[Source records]

>> begin

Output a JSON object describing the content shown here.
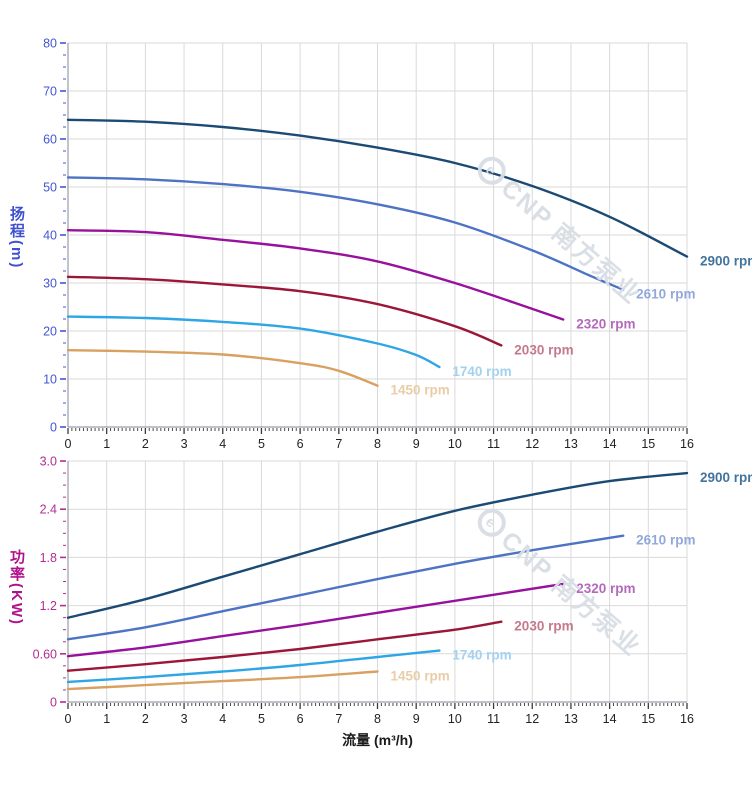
{
  "page": {
    "background": "#ffffff"
  },
  "watermark": {
    "logo_label": "e",
    "text": "CNP 南方泵业"
  },
  "axis_style": {
    "grid_color": "#d9d9d9",
    "x_tick_color": "#3a3a3a",
    "x_label_color": "#222222",
    "axis_line_color": "#999da3"
  },
  "chart_data": [
    {
      "id": "head",
      "type": "line",
      "title": "",
      "xlabel": "流量 (m³/h)",
      "ylabel": "扬程(m)",
      "xlim": [
        0,
        16
      ],
      "ylim": [
        0,
        80
      ],
      "grid": true,
      "legend_position": "end-of-curve",
      "axis_color": "#4456d4",
      "x_ticks": [
        "0",
        "1",
        "2",
        "3",
        "4",
        "5",
        "6",
        "7",
        "8",
        "9",
        "10",
        "11",
        "12",
        "13",
        "14",
        "15",
        "16"
      ],
      "y_ticks": [
        {
          "v": 0,
          "label": "0"
        },
        {
          "v": 10,
          "label": "10"
        },
        {
          "v": 20,
          "label": "20"
        },
        {
          "v": 30,
          "label": "30"
        },
        {
          "v": 40,
          "label": "40"
        },
        {
          "v": 50,
          "label": "50"
        },
        {
          "v": 60,
          "label": "60"
        },
        {
          "v": 70,
          "label": "70"
        },
        {
          "v": 80,
          "label": "80"
        }
      ],
      "series": [
        {
          "name": "2900 rpm",
          "color": "#1b4a74",
          "label_color": "#44749e",
          "points": [
            [
              0,
              64
            ],
            [
              2,
              63.6
            ],
            [
              4,
              62.5
            ],
            [
              6,
              60.7
            ],
            [
              8,
              58.2
            ],
            [
              10,
              55
            ],
            [
              12,
              50.2
            ],
            [
              14,
              43.8
            ],
            [
              16,
              35.5
            ]
          ]
        },
        {
          "name": "2610 rpm",
          "color": "#4d73c4",
          "label_color": "#92a8da",
          "points": [
            [
              0,
              52
            ],
            [
              2,
              51.6
            ],
            [
              4,
              50.6
            ],
            [
              6,
              49
            ],
            [
              8,
              46.4
            ],
            [
              10,
              42.6
            ],
            [
              12,
              36.8
            ],
            [
              13.5,
              31.5
            ],
            [
              14.35,
              28.6
            ]
          ]
        },
        {
          "name": "2320 rpm",
          "color": "#98119d",
          "label_color": "#b46abc",
          "points": [
            [
              0,
              41
            ],
            [
              2,
              40.6
            ],
            [
              4,
              39
            ],
            [
              6,
              37.2
            ],
            [
              8,
              34.5
            ],
            [
              10,
              30
            ],
            [
              12,
              24.6
            ],
            [
              12.8,
              22.4
            ]
          ]
        },
        {
          "name": "2030 rpm",
          "color": "#9b1737",
          "label_color": "#c4798c",
          "points": [
            [
              0,
              31.3
            ],
            [
              2,
              30.8
            ],
            [
              4,
              29.7
            ],
            [
              6,
              28.3
            ],
            [
              8,
              25.6
            ],
            [
              10,
              21
            ],
            [
              11.2,
              17
            ]
          ]
        },
        {
          "name": "1740 rpm",
          "color": "#2ea6e6",
          "label_color": "#a3d2f0",
          "points": [
            [
              0,
              23
            ],
            [
              2,
              22.7
            ],
            [
              4,
              21.9
            ],
            [
              6,
              20.5
            ],
            [
              8,
              17.4
            ],
            [
              9,
              15
            ],
            [
              9.6,
              12.5
            ]
          ]
        },
        {
          "name": "1450 rpm",
          "color": "#d8a160",
          "label_color": "#e8cda7",
          "points": [
            [
              0,
              16
            ],
            [
              2,
              15.7
            ],
            [
              4,
              15.1
            ],
            [
              6,
              13.3
            ],
            [
              7,
              11.7
            ],
            [
              8,
              8.6
            ]
          ]
        }
      ]
    },
    {
      "id": "power",
      "type": "line",
      "title": "",
      "xlabel": "流量 (m³/h)",
      "ylabel": "功率(KW)",
      "xlim": [
        0,
        16
      ],
      "ylim": [
        0,
        3.0
      ],
      "grid": true,
      "legend_position": "end-of-curve",
      "axis_color": "#b42e90",
      "x_ticks": [
        "0",
        "1",
        "2",
        "3",
        "4",
        "5",
        "6",
        "7",
        "8",
        "9",
        "10",
        "11",
        "12",
        "13",
        "14",
        "15",
        "16"
      ],
      "y_ticks": [
        {
          "v": 0,
          "label": "0"
        },
        {
          "v": 0.6,
          "label": "0.60"
        },
        {
          "v": 1.2,
          "label": "1.2"
        },
        {
          "v": 1.8,
          "label": "1.8"
        },
        {
          "v": 2.4,
          "label": "2.4"
        },
        {
          "v": 3.0,
          "label": "3.0"
        }
      ],
      "series": [
        {
          "name": "2900 rpm",
          "color": "#1b4a74",
          "label_color": "#44749e",
          "points": [
            [
              0,
              1.05
            ],
            [
              2,
              1.28
            ],
            [
              4,
              1.56
            ],
            [
              6,
              1.84
            ],
            [
              8,
              2.12
            ],
            [
              10,
              2.38
            ],
            [
              12,
              2.58
            ],
            [
              14,
              2.75
            ],
            [
              16,
              2.85
            ]
          ]
        },
        {
          "name": "2610 rpm",
          "color": "#4d73c4",
          "label_color": "#92a8da",
          "points": [
            [
              0,
              0.78
            ],
            [
              2,
              0.93
            ],
            [
              4,
              1.13
            ],
            [
              6,
              1.33
            ],
            [
              8,
              1.53
            ],
            [
              10,
              1.72
            ],
            [
              12,
              1.89
            ],
            [
              14.35,
              2.07
            ]
          ]
        },
        {
          "name": "2320 rpm",
          "color": "#98119d",
          "label_color": "#b46abc",
          "points": [
            [
              0,
              0.57
            ],
            [
              2,
              0.68
            ],
            [
              4,
              0.82
            ],
            [
              6,
              0.96
            ],
            [
              8,
              1.11
            ],
            [
              10,
              1.26
            ],
            [
              12.8,
              1.47
            ]
          ]
        },
        {
          "name": "2030 rpm",
          "color": "#9b1737",
          "label_color": "#c4798c",
          "points": [
            [
              0,
              0.39
            ],
            [
              2,
              0.47
            ],
            [
              4,
              0.56
            ],
            [
              6,
              0.66
            ],
            [
              8,
              0.78
            ],
            [
              10,
              0.9
            ],
            [
              11.2,
              1.0
            ]
          ]
        },
        {
          "name": "1740 rpm",
          "color": "#2ea6e6",
          "label_color": "#a3d2f0",
          "points": [
            [
              0,
              0.25
            ],
            [
              2,
              0.31
            ],
            [
              4,
              0.38
            ],
            [
              6,
              0.46
            ],
            [
              8,
              0.56
            ],
            [
              9.6,
              0.64
            ]
          ]
        },
        {
          "name": "1450 rpm",
          "color": "#d8a160",
          "label_color": "#e8cda7",
          "points": [
            [
              0,
              0.16
            ],
            [
              2,
              0.21
            ],
            [
              4,
              0.26
            ],
            [
              6,
              0.31
            ],
            [
              8,
              0.38
            ]
          ]
        }
      ]
    }
  ]
}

>> end

[Exercise brief]:
Exactly reproduce each record, leaving out any pictures.

[The response]:
Output a JSON object describing the content shown here.
{
  "page": {
    "background": "#ffffff"
  },
  "watermark": {
    "logo_label": "e",
    "text": "CNP 南方泵业"
  },
  "axis_style": {
    "grid_color": "#d9d9d9",
    "x_tick_color": "#3a3a3a",
    "x_label_color": "#222222",
    "axis_line_color": "#999da3"
  },
  "chart_data": [
    {
      "id": "head",
      "type": "line",
      "title": "",
      "xlabel": "流量 (m³/h)",
      "ylabel": "扬程(m)",
      "xlim": [
        0,
        16
      ],
      "ylim": [
        0,
        80
      ],
      "grid": true,
      "legend_position": "end-of-curve",
      "axis_color": "#4456d4",
      "x_ticks": [
        "0",
        "1",
        "2",
        "3",
        "4",
        "5",
        "6",
        "7",
        "8",
        "9",
        "10",
        "11",
        "12",
        "13",
        "14",
        "15",
        "16"
      ],
      "y_ticks": [
        {
          "v": 0,
          "label": "0"
        },
        {
          "v": 10,
          "label": "10"
        },
        {
          "v": 20,
          "label": "20"
        },
        {
          "v": 30,
          "label": "30"
        },
        {
          "v": 40,
          "label": "40"
        },
        {
          "v": 50,
          "label": "50"
        },
        {
          "v": 60,
          "label": "60"
        },
        {
          "v": 70,
          "label": "70"
        },
        {
          "v": 80,
          "label": "80"
        }
      ],
      "series": [
        {
          "name": "2900 rpm",
          "color": "#1b4a74",
          "label_color": "#44749e",
          "points": [
            [
              0,
              64
            ],
            [
              2,
              63.6
            ],
            [
              4,
              62.5
            ],
            [
              6,
              60.7
            ],
            [
              8,
              58.2
            ],
            [
              10,
              55
            ],
            [
              12,
              50.2
            ],
            [
              14,
              43.8
            ],
            [
              16,
              35.5
            ]
          ]
        },
        {
          "name": "2610 rpm",
          "color": "#4d73c4",
          "label_color": "#92a8da",
          "points": [
            [
              0,
              52
            ],
            [
              2,
              51.6
            ],
            [
              4,
              50.6
            ],
            [
              6,
              49
            ],
            [
              8,
              46.4
            ],
            [
              10,
              42.6
            ],
            [
              12,
              36.8
            ],
            [
              13.5,
              31.5
            ],
            [
              14.35,
              28.6
            ]
          ]
        },
        {
          "name": "2320 rpm",
          "color": "#98119d",
          "label_color": "#b46abc",
          "points": [
            [
              0,
              41
            ],
            [
              2,
              40.6
            ],
            [
              4,
              39
            ],
            [
              6,
              37.2
            ],
            [
              8,
              34.5
            ],
            [
              10,
              30
            ],
            [
              12,
              24.6
            ],
            [
              12.8,
              22.4
            ]
          ]
        },
        {
          "name": "2030 rpm",
          "color": "#9b1737",
          "label_color": "#c4798c",
          "points": [
            [
              0,
              31.3
            ],
            [
              2,
              30.8
            ],
            [
              4,
              29.7
            ],
            [
              6,
              28.3
            ],
            [
              8,
              25.6
            ],
            [
              10,
              21
            ],
            [
              11.2,
              17
            ]
          ]
        },
        {
          "name": "1740 rpm",
          "color": "#2ea6e6",
          "label_color": "#a3d2f0",
          "points": [
            [
              0,
              23
            ],
            [
              2,
              22.7
            ],
            [
              4,
              21.9
            ],
            [
              6,
              20.5
            ],
            [
              8,
              17.4
            ],
            [
              9,
              15
            ],
            [
              9.6,
              12.5
            ]
          ]
        },
        {
          "name": "1450 rpm",
          "color": "#d8a160",
          "label_color": "#e8cda7",
          "points": [
            [
              0,
              16
            ],
            [
              2,
              15.7
            ],
            [
              4,
              15.1
            ],
            [
              6,
              13.3
            ],
            [
              7,
              11.7
            ],
            [
              8,
              8.6
            ]
          ]
        }
      ]
    },
    {
      "id": "power",
      "type": "line",
      "title": "",
      "xlabel": "流量 (m³/h)",
      "ylabel": "功率(KW)",
      "xlim": [
        0,
        16
      ],
      "ylim": [
        0,
        3.0
      ],
      "grid": true,
      "legend_position": "end-of-curve",
      "axis_color": "#b42e90",
      "x_ticks": [
        "0",
        "1",
        "2",
        "3",
        "4",
        "5",
        "6",
        "7",
        "8",
        "9",
        "10",
        "11",
        "12",
        "13",
        "14",
        "15",
        "16"
      ],
      "y_ticks": [
        {
          "v": 0,
          "label": "0"
        },
        {
          "v": 0.6,
          "label": "0.60"
        },
        {
          "v": 1.2,
          "label": "1.2"
        },
        {
          "v": 1.8,
          "label": "1.8"
        },
        {
          "v": 2.4,
          "label": "2.4"
        },
        {
          "v": 3.0,
          "label": "3.0"
        }
      ],
      "series": [
        {
          "name": "2900 rpm",
          "color": "#1b4a74",
          "label_color": "#44749e",
          "points": [
            [
              0,
              1.05
            ],
            [
              2,
              1.28
            ],
            [
              4,
              1.56
            ],
            [
              6,
              1.84
            ],
            [
              8,
              2.12
            ],
            [
              10,
              2.38
            ],
            [
              12,
              2.58
            ],
            [
              14,
              2.75
            ],
            [
              16,
              2.85
            ]
          ]
        },
        {
          "name": "2610 rpm",
          "color": "#4d73c4",
          "label_color": "#92a8da",
          "points": [
            [
              0,
              0.78
            ],
            [
              2,
              0.93
            ],
            [
              4,
              1.13
            ],
            [
              6,
              1.33
            ],
            [
              8,
              1.53
            ],
            [
              10,
              1.72
            ],
            [
              12,
              1.89
            ],
            [
              14.35,
              2.07
            ]
          ]
        },
        {
          "name": "2320 rpm",
          "color": "#98119d",
          "label_color": "#b46abc",
          "points": [
            [
              0,
              0.57
            ],
            [
              2,
              0.68
            ],
            [
              4,
              0.82
            ],
            [
              6,
              0.96
            ],
            [
              8,
              1.11
            ],
            [
              10,
              1.26
            ],
            [
              12.8,
              1.47
            ]
          ]
        },
        {
          "name": "2030 rpm",
          "color": "#9b1737",
          "label_color": "#c4798c",
          "points": [
            [
              0,
              0.39
            ],
            [
              2,
              0.47
            ],
            [
              4,
              0.56
            ],
            [
              6,
              0.66
            ],
            [
              8,
              0.78
            ],
            [
              10,
              0.9
            ],
            [
              11.2,
              1.0
            ]
          ]
        },
        {
          "name": "1740 rpm",
          "color": "#2ea6e6",
          "label_color": "#a3d2f0",
          "points": [
            [
              0,
              0.25
            ],
            [
              2,
              0.31
            ],
            [
              4,
              0.38
            ],
            [
              6,
              0.46
            ],
            [
              8,
              0.56
            ],
            [
              9.6,
              0.64
            ]
          ]
        },
        {
          "name": "1450 rpm",
          "color": "#d8a160",
          "label_color": "#e8cda7",
          "points": [
            [
              0,
              0.16
            ],
            [
              2,
              0.21
            ],
            [
              4,
              0.26
            ],
            [
              6,
              0.31
            ],
            [
              8,
              0.38
            ]
          ]
        }
      ]
    }
  ]
}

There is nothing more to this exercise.